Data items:
========================
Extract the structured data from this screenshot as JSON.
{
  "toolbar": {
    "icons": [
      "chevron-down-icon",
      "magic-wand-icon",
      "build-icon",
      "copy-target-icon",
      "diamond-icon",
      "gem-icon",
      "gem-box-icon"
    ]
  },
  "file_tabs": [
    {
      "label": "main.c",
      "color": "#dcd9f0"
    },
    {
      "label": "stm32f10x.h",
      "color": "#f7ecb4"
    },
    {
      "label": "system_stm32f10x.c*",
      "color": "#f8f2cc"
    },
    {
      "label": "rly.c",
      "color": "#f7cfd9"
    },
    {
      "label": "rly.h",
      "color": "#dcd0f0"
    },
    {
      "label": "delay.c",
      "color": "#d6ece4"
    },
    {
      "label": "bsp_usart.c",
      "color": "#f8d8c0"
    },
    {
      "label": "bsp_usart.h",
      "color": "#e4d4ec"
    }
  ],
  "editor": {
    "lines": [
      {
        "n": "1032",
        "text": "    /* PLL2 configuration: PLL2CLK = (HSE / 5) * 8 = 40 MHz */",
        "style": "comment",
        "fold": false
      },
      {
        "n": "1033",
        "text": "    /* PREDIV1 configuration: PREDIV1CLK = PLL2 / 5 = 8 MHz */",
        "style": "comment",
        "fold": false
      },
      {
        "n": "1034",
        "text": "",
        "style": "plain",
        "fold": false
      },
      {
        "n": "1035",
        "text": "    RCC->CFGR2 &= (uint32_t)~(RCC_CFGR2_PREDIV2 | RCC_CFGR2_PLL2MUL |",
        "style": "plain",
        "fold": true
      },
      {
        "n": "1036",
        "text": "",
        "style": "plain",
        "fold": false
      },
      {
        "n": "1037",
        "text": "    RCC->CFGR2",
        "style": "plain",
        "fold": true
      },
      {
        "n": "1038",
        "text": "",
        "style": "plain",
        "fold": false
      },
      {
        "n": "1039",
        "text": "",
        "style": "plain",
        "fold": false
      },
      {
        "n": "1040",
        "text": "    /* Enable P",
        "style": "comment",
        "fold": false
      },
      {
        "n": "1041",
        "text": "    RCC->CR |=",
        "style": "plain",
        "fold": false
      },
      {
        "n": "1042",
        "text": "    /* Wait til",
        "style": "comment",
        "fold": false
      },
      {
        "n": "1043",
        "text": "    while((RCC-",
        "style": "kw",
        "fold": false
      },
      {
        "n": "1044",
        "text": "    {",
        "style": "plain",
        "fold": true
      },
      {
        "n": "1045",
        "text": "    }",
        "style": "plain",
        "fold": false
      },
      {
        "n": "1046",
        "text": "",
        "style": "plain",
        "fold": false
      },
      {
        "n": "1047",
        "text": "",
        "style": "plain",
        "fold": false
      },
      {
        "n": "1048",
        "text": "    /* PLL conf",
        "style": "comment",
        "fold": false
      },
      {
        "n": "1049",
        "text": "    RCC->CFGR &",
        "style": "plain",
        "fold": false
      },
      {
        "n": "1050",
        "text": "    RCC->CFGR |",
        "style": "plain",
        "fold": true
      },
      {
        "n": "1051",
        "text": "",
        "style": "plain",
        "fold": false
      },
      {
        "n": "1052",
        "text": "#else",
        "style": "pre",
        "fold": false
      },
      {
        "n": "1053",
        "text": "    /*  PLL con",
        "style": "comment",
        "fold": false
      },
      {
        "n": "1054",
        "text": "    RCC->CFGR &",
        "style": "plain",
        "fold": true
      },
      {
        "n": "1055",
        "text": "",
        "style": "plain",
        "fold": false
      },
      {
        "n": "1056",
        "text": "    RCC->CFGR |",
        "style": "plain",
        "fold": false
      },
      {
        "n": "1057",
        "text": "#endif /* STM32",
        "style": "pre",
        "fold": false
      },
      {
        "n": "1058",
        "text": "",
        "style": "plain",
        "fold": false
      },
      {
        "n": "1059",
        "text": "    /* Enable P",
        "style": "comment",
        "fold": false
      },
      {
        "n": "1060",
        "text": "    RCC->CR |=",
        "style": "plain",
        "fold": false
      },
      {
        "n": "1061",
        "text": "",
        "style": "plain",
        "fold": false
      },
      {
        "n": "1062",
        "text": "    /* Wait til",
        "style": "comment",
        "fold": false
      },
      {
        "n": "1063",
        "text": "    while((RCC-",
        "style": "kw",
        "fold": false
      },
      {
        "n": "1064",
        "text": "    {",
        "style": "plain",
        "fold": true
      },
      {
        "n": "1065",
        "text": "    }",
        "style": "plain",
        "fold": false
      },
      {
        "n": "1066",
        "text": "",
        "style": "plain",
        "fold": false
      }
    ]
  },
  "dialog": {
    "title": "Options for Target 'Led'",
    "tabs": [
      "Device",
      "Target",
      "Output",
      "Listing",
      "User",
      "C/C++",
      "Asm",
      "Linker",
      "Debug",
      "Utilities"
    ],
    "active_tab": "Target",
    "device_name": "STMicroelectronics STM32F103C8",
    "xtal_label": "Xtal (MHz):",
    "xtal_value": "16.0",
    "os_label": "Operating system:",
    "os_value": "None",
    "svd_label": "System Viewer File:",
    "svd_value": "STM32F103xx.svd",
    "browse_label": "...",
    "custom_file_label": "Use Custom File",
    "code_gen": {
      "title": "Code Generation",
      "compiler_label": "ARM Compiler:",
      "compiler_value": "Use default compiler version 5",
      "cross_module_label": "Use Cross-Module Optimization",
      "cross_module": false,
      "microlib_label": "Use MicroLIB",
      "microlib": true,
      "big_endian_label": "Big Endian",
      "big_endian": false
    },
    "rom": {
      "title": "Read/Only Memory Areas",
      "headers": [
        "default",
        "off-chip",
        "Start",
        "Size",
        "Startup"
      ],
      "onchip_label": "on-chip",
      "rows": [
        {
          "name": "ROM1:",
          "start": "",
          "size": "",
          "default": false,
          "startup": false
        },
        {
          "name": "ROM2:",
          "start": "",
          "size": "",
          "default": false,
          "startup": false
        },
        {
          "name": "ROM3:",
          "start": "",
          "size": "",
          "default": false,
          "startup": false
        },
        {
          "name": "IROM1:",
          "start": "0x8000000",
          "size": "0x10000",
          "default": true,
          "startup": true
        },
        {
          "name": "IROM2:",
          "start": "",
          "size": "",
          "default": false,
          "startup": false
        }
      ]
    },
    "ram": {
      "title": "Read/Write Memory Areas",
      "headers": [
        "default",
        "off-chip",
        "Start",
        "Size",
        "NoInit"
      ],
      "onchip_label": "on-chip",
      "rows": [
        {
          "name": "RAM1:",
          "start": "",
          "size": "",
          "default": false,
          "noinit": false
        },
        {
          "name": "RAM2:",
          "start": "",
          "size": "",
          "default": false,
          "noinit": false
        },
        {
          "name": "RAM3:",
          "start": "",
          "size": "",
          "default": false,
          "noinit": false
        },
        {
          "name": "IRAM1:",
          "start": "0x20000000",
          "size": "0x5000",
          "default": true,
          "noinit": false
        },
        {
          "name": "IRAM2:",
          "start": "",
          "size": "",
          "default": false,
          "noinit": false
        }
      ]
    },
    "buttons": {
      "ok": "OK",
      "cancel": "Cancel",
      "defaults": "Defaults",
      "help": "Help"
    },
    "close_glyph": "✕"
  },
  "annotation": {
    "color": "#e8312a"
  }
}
========================
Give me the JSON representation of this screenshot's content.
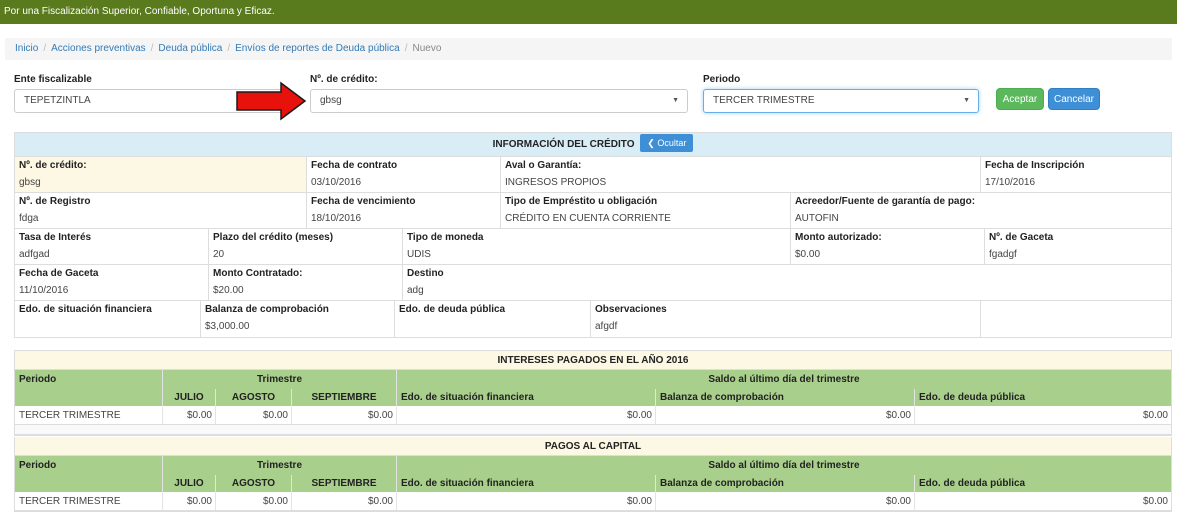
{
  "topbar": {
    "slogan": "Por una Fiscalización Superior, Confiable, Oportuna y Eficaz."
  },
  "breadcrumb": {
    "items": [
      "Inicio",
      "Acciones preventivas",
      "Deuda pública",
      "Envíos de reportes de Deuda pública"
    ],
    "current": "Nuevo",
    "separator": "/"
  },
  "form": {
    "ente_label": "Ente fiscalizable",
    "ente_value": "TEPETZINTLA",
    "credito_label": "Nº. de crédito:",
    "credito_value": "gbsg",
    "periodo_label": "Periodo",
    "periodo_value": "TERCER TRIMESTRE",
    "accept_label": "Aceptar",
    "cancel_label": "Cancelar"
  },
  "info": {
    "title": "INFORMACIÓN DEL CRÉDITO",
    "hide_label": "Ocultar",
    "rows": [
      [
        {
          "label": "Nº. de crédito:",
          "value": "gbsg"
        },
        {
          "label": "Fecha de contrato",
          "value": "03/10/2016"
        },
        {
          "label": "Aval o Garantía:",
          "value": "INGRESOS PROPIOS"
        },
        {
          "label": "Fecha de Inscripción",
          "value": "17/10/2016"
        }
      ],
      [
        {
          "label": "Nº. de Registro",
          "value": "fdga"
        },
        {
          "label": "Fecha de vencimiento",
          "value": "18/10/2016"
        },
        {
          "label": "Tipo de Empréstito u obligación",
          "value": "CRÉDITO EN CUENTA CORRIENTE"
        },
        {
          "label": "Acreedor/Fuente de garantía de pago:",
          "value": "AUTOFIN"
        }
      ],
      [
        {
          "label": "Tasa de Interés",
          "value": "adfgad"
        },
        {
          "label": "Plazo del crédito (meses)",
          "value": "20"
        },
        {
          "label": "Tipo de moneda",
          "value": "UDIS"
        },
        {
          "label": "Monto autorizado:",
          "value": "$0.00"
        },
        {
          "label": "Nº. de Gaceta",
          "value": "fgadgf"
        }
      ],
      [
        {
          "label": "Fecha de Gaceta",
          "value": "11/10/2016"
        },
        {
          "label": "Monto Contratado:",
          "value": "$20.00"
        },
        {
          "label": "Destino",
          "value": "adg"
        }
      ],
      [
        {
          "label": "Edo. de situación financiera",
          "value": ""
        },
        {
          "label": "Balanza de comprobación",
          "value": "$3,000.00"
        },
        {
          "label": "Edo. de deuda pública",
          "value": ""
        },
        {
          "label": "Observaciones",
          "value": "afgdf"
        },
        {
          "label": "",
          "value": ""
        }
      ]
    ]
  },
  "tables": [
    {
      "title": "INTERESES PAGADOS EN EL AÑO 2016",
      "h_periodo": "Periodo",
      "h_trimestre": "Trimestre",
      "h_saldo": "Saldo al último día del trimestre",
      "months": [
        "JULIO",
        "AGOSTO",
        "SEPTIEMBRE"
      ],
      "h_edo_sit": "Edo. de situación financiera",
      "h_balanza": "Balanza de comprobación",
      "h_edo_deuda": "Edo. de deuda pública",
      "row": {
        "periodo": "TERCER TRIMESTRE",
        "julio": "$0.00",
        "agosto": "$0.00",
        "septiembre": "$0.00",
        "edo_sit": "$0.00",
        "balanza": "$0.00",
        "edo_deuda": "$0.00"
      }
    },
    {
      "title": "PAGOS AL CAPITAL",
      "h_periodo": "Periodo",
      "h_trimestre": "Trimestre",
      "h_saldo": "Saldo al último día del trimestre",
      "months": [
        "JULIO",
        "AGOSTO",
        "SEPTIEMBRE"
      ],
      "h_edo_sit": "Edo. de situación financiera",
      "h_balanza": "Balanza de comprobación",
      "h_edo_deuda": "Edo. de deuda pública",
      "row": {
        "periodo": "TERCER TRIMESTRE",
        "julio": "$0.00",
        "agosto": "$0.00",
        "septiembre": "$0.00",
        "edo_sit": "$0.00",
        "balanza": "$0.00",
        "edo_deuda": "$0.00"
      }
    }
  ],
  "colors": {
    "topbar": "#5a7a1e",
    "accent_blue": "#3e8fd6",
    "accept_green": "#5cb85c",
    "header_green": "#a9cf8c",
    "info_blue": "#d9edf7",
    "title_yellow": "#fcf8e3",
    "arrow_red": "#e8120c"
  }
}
========================
Each line that contains the string "Monto" counts once; report how many such lines the entries have, giving only the number.

■ Solution to this task: 2